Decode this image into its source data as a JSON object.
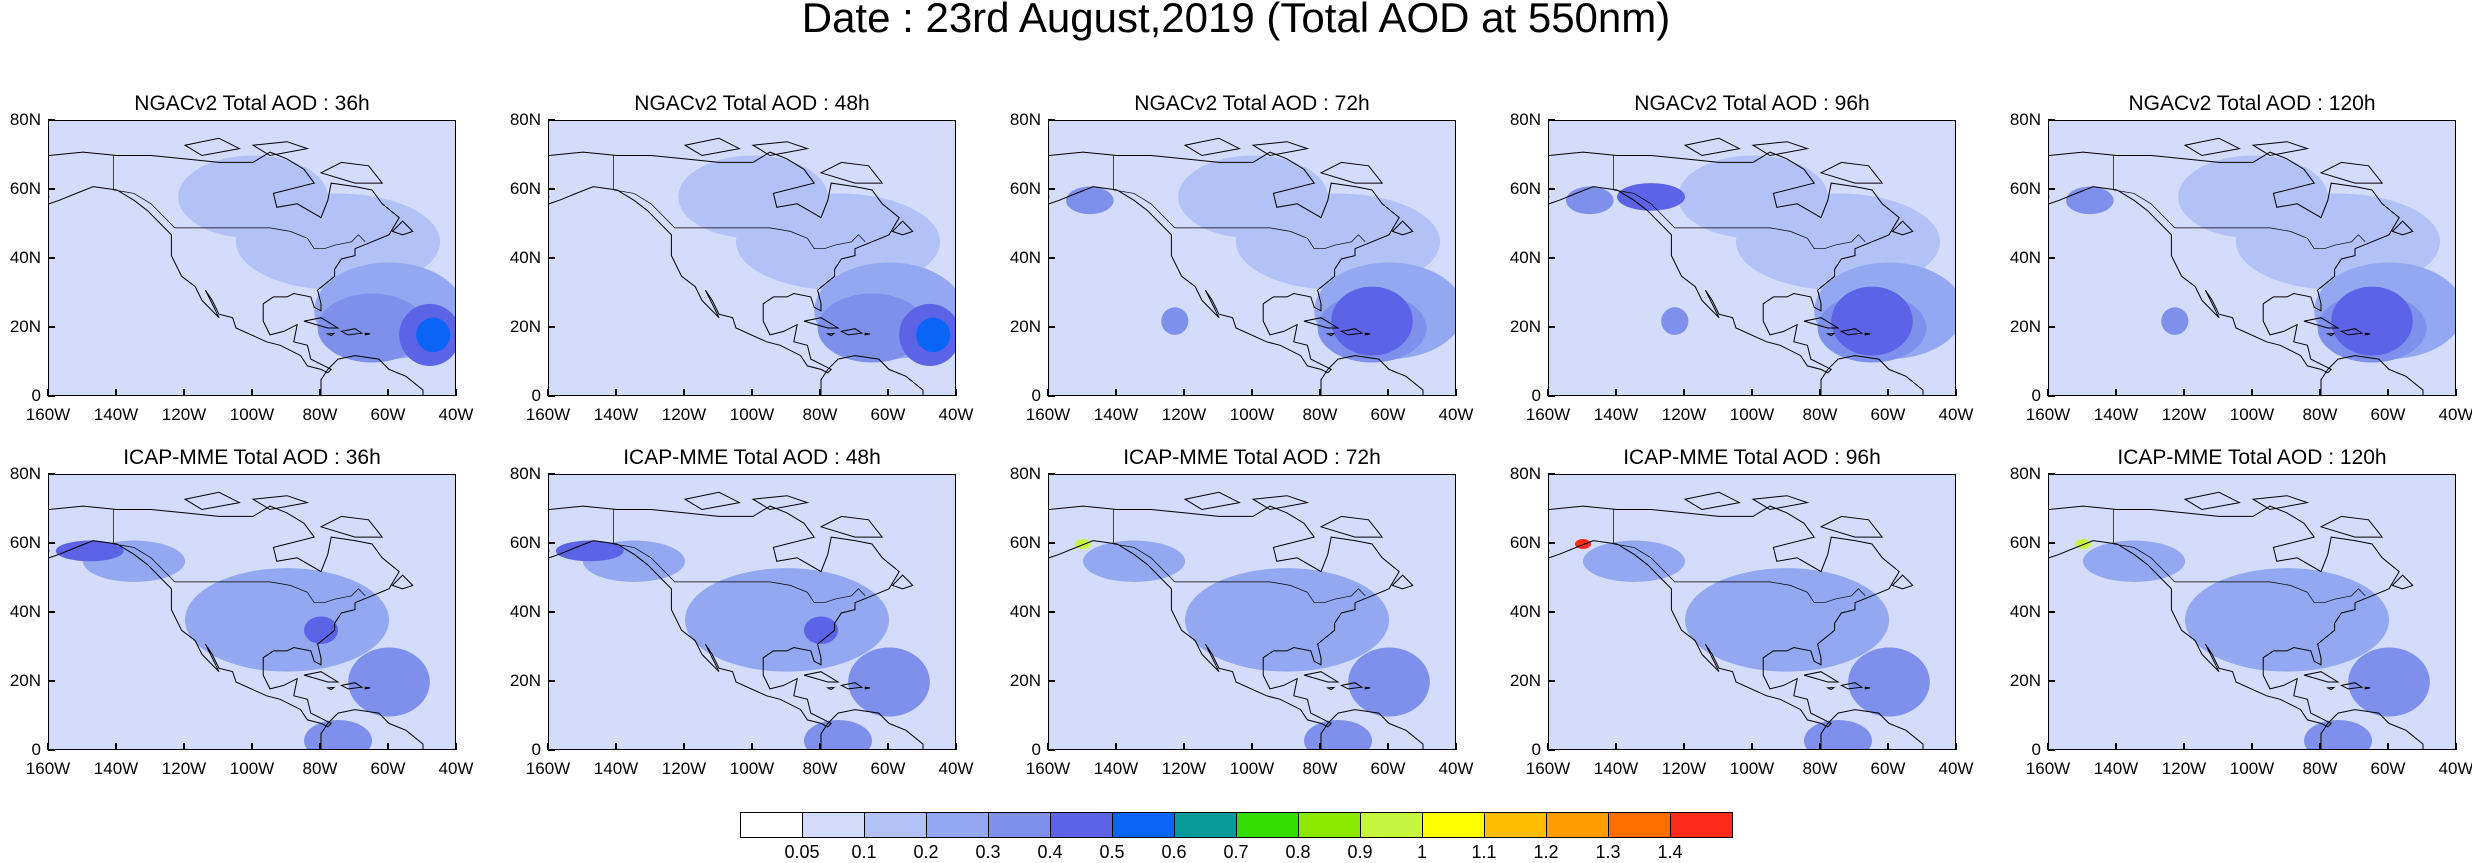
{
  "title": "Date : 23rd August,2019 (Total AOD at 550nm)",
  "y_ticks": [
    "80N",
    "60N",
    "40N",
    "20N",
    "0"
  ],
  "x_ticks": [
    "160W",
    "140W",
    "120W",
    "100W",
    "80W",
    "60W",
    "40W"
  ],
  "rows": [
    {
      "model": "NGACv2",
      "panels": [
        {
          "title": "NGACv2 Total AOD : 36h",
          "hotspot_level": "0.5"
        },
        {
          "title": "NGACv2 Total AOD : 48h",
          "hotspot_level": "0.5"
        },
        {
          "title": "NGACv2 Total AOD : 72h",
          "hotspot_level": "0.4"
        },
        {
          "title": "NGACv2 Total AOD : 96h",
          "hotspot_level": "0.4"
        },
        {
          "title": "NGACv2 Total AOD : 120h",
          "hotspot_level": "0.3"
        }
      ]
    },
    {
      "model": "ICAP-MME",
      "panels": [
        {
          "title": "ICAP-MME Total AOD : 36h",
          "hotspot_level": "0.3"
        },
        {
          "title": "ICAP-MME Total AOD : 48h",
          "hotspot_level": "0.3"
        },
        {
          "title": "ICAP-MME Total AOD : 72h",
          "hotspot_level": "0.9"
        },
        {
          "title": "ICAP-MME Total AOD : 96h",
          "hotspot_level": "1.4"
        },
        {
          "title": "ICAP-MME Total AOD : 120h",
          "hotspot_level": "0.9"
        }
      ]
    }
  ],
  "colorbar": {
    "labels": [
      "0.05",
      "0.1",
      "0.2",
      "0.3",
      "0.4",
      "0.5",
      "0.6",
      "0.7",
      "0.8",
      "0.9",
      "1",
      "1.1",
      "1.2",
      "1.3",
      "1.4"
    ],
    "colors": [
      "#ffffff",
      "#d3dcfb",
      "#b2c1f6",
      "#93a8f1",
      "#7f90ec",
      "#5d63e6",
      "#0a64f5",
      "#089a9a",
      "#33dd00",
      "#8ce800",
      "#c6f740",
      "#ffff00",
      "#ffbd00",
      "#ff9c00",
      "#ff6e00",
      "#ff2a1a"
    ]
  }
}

## What you need to do
Determine the count of lines in the data above with the string "title" in them, and give that count alone.

## Correct result
11